_Work required_
In the article about the AAFP well-being planner below, turn the paragraph beginning "According to an AAFP announcement" into a short bulleted list that keeps its main facts.

AAFP Improves Family Medicine Jobs with New Planner


It is no secret that family medicine jobs are among the most stressful in the medical field. Between high patient loads and insurance company demands, family medicine practitioners can find themselves feeling like they are running around like the proverbial chicken missing its head. Physician burnout is a regular occurrence. The American Academy of Family Physicians (AAFP) aims to change that with a new well-being planner that they released earlier this year.

According to an AAFP announcement published this past April, the release of the planner was part of the organization’s Physician Health First initiative designed to prevent physician burnout and improve both job satisfaction and physician well-being. The planner is available to all AAFP members, whether they own their practices, work as hospital or group practice employees, or practice as locum tenens physicians.

  • What the Planner Offers

The AAFP designed the planner to be both informative and highly customizable. In addition to static information, family medicine practitioners can use a variety of resources to develop their own well-being plans. According to the AAFP, the planner can assist doctors in:

  • developing a series of well-being goals by choosing from a list or entering their own;
  • measuring their progress as they work to achieve each of the goals;
  • developing a personalized list of resources to help them on their journey; and
  • adding and removing resources as needed.

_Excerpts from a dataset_
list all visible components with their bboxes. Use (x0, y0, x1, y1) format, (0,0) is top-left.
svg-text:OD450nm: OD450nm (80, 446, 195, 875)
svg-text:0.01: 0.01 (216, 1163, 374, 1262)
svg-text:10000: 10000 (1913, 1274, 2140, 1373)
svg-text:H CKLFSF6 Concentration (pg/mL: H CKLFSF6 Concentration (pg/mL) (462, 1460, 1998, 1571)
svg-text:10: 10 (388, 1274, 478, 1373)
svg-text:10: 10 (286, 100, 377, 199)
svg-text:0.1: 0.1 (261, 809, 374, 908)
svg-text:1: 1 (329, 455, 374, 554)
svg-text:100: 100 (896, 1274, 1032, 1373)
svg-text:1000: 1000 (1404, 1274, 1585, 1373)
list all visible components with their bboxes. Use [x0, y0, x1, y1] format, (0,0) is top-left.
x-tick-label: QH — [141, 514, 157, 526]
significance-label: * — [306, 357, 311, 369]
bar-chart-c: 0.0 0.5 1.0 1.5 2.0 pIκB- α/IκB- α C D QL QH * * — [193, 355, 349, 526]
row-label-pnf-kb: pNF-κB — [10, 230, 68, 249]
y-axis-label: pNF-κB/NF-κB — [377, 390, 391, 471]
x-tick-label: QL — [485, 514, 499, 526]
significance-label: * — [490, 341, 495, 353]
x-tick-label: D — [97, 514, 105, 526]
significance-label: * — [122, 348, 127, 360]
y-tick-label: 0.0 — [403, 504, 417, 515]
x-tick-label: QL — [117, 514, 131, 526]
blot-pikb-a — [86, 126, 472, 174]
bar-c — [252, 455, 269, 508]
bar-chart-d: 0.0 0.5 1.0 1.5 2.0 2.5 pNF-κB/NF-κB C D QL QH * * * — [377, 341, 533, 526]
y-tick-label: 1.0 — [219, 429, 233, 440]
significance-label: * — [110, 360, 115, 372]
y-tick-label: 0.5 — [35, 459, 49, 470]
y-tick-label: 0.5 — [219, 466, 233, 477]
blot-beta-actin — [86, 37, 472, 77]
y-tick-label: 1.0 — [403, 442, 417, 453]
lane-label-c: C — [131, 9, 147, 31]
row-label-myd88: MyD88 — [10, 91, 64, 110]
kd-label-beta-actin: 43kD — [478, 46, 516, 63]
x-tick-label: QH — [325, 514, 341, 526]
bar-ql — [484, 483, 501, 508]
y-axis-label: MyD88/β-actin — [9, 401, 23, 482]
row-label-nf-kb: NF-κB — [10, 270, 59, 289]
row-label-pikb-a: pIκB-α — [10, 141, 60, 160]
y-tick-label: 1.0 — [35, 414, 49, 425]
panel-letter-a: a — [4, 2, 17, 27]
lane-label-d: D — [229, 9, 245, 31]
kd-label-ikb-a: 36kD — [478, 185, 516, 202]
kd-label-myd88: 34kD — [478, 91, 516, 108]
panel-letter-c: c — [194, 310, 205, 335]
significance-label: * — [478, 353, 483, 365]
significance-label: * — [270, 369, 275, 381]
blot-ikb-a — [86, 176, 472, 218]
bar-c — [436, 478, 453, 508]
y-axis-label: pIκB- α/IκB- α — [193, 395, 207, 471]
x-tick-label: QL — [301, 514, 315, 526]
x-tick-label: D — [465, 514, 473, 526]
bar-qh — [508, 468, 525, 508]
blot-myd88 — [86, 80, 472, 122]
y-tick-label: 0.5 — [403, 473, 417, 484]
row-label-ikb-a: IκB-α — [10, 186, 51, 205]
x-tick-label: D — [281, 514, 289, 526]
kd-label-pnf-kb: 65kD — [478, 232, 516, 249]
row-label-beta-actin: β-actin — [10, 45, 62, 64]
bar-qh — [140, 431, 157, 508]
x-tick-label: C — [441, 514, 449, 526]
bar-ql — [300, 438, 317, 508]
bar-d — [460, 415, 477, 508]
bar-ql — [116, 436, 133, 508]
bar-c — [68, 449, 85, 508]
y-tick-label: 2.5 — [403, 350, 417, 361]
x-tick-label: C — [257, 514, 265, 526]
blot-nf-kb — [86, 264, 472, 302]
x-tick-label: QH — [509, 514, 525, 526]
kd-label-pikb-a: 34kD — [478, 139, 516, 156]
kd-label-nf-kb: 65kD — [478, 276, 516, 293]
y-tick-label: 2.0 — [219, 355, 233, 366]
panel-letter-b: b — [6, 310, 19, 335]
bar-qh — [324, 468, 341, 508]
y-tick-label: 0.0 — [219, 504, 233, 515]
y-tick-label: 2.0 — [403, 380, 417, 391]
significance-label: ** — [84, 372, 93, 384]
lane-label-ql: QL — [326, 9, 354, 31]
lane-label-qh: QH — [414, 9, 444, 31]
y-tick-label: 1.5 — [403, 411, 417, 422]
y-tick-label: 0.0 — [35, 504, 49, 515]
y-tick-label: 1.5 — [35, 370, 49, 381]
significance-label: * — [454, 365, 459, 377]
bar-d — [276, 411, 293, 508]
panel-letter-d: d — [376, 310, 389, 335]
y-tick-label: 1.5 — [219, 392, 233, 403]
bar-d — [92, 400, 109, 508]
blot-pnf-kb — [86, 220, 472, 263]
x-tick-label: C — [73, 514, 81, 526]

_Solution to this task_
- The AAFP announced the planner's release in April.
- The release was part of the organization's Physician Health First initiative.
- The initiative aims to prevent physician burnout and to improve job satisfaction and physician well-being.
- All AAFP members can use the planner, whether they own their practices, work as hospital or group practice employees, or practice as locum tenens physicians.